§ **Extracted data entries**:
↓
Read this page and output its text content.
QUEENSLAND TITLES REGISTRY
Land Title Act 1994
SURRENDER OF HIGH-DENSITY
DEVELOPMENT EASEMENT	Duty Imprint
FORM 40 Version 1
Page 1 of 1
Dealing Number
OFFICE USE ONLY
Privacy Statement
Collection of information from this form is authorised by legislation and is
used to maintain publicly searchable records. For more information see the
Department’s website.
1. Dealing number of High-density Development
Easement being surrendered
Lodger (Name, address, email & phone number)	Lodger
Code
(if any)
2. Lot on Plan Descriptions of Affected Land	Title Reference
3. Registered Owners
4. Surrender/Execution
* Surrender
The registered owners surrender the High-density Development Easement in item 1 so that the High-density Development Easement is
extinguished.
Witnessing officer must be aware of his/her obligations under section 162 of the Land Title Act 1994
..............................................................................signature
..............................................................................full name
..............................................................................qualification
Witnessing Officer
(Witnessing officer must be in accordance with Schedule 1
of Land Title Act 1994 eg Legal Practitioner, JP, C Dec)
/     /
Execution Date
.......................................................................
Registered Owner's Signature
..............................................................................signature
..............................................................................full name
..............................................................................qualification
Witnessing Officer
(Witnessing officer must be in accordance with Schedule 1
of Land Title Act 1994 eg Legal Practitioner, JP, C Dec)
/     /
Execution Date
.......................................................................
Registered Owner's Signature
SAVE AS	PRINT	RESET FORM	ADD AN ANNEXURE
↑
§ **GIVEN REQUEST**:
Copy out all lines from the material above that contain the string "information".

§ **FINISHED TASK**:
Collection of information from this form is authorised by legislation and is
used to maintain publicly searchable records. For more information see the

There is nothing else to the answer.